Directions: Rewrite the lines below as a numbered list, skipping any blank lines.

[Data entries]
● ● ●
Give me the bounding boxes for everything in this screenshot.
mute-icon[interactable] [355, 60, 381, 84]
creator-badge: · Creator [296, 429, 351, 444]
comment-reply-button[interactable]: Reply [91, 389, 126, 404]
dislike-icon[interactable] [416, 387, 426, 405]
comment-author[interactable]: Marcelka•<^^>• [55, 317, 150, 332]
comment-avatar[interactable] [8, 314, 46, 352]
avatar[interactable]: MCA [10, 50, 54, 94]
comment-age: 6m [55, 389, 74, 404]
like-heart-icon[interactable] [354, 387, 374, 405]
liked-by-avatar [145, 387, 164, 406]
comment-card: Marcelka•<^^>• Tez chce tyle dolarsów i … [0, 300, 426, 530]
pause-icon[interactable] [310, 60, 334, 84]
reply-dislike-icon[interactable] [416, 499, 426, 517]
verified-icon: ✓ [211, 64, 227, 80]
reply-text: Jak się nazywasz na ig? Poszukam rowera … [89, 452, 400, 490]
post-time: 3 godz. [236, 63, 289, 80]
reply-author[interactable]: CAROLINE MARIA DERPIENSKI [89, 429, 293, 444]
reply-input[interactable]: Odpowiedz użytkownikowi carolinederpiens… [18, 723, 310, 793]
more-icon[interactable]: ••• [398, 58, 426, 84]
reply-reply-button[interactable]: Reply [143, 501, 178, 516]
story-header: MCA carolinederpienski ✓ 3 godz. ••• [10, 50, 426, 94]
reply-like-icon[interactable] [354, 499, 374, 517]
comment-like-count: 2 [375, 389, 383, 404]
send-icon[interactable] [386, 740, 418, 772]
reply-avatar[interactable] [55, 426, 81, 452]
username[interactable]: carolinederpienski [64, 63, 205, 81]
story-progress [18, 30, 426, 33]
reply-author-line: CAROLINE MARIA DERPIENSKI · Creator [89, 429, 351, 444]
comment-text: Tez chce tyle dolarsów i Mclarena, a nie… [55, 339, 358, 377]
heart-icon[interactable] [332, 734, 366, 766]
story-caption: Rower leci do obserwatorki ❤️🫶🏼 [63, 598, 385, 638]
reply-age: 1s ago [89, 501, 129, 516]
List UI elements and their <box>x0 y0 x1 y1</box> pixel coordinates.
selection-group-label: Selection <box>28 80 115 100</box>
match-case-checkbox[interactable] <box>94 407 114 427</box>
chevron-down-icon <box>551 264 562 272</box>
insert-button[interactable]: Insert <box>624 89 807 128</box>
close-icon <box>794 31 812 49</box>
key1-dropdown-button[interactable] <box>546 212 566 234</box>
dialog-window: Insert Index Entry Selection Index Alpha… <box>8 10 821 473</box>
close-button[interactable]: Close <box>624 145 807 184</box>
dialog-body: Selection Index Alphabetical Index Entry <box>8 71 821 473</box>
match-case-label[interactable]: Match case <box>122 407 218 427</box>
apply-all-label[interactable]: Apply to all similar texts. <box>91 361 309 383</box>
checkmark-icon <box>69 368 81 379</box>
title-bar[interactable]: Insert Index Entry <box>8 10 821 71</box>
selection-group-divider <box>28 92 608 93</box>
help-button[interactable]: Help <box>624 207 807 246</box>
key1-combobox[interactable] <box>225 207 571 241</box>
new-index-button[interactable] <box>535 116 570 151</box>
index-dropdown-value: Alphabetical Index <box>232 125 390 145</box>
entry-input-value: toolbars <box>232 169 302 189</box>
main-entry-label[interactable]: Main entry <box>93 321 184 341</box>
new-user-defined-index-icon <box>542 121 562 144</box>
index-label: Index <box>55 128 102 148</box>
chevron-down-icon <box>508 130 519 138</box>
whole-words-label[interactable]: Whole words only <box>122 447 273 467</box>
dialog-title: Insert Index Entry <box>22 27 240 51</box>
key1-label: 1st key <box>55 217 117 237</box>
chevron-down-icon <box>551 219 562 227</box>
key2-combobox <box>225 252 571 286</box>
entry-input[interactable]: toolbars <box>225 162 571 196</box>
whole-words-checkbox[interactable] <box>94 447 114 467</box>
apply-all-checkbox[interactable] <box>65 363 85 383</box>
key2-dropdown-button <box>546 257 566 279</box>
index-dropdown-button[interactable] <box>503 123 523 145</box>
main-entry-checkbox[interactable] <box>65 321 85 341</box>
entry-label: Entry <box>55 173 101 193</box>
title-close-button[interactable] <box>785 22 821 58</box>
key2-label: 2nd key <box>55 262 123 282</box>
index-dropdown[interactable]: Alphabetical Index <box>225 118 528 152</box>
● ● ●
Output of the task:
1. Give me the bounding boxes for everything in this screenshot.
2. mute-icon[interactable] [355, 60, 381, 84]
3. creator-badge: · Creator [296, 429, 351, 444]
4. comment-reply-button[interactable]: Reply [91, 389, 126, 404]
5. dislike-icon[interactable] [416, 387, 426, 405]
6. comment-author[interactable]: Marcelka•<^^>• [55, 317, 150, 332]
7. comment-avatar[interactable] [8, 314, 46, 352]
8. avatar[interactable]: MCA [10, 50, 54, 94]
9. comment-age: 6m [55, 389, 74, 404]
10. like-heart-icon[interactable] [354, 387, 374, 405]
11. liked-by-avatar [145, 387, 164, 406]
12. comment-card: Marcelka•<^^>• Tez chce tyle dolarsów i … [0, 300, 426, 530]
13. pause-icon[interactable] [310, 60, 334, 84]
14. reply-dislike-icon[interactable] [416, 499, 426, 517]
15. verified-icon: ✓ [211, 64, 227, 80]
16. reply-text: Jak się nazywasz na ig? Poszukam rowera … [89, 452, 400, 490]
17. post-time: 3 godz. [236, 63, 289, 80]
18. reply-author[interactable]: CAROLINE MARIA DERPIENSKI [89, 429, 293, 444]
19. reply-input[interactable]: Odpowiedz użytkownikowi carolinederpiens… [18, 723, 310, 793]
20. more-icon[interactable]: ••• [398, 58, 426, 84]
21. reply-reply-button[interactable]: Reply [143, 501, 178, 516]
22. story-header: MCA carolinederpienski ✓ 3 godz. ••• [10, 50, 426, 94]
23. reply-like-icon[interactable] [354, 499, 374, 517]
24. comment-like-count: 2 [375, 389, 383, 404]
25. send-icon[interactable] [386, 740, 418, 772]
26. reply-avatar[interactable] [55, 426, 81, 452]
27. username[interactable]: carolinederpienski [64, 63, 205, 81]
28. story-progress [18, 30, 426, 33]
29. reply-author-line: CAROLINE MARIA DERPIENSKI · Creator [89, 429, 351, 444]
30. comment-text: Tez chce tyle dolarsów i Mclarena, a nie… [55, 339, 358, 377]
31. heart-icon[interactable] [332, 734, 366, 766]
32. story-caption: Rower leci do obserwatorki ❤️🫶🏼 [63, 598, 385, 638]
33. reply-age: 1s ago [89, 501, 129, 516]
34. List UI elements and their <box>x0 y0 x1 y1</box> pixel coordinates.
35. selection-group-label: Selection <box>28 80 115 100</box>
36. match-case-checkbox[interactable] <box>94 407 114 427</box>
37. chevron-down-icon <box>551 264 562 272</box>
38. insert-button[interactable]: Insert <box>624 89 807 128</box>
39. close-icon <box>794 31 812 49</box>
40. key1-dropdown-button[interactable] <box>546 212 566 234</box>
41. dialog-window: Insert Index Entry Selection Index Alpha… <box>8 10 821 473</box>
42. close-button[interactable]: Close <box>624 145 807 184</box>
43. dialog-body: Selection Index Alphabetical Index Entry <box>8 71 821 473</box>
44. match-case-label[interactable]: Match case <box>122 407 218 427</box>
45. apply-all-label[interactable]: Apply to all similar texts. <box>91 361 309 383</box>
46. checkmark-icon <box>69 368 81 379</box>
47. title-bar[interactable]: Insert Index Entry <box>8 10 821 71</box>
48. selection-group-divider <box>28 92 608 93</box>
49. help-button[interactable]: Help <box>624 207 807 246</box>
50. key1-combobox[interactable] <box>225 207 571 241</box>
51. new-index-button[interactable] <box>535 116 570 151</box>
52. index-dropdown-value: Alphabetical Index <box>232 125 390 145</box>
53. entry-input-value: toolbars <box>232 169 302 189</box>
54. main-entry-label[interactable]: Main entry <box>93 321 184 341</box>
55. new-user-defined-index-icon <box>542 121 562 144</box>
56. index-label: Index <box>55 128 102 148</box>
57. chevron-down-icon <box>508 130 519 138</box>
58. whole-words-label[interactable]: Whole words only <box>122 447 273 467</box>
59. dialog-title: Insert Index Entry <box>22 27 240 51</box>
60. key1-label: 1st key <box>55 217 117 237</box>
61. chevron-down-icon <box>551 219 562 227</box>
62. key2-combobox <box>225 252 571 286</box>
63. entry-input[interactable]: toolbars <box>225 162 571 196</box>
64. whole-words-checkbox[interactable] <box>94 447 114 467</box>
65. apply-all-checkbox[interactable] <box>65 363 85 383</box>
66. key2-dropdown-button <box>546 257 566 279</box>
67. index-dropdown-button[interactable] <box>503 123 523 145</box>
68. main-entry-checkbox[interactable] <box>65 321 85 341</box>
69. entry-label: Entry <box>55 173 101 193</box>
70. title-close-button[interactable] <box>785 22 821 58</box>
71. key2-label: 2nd key <box>55 262 123 282</box>
72. index-dropdown[interactable]: Alphabetical Index <box>225 118 528 152</box>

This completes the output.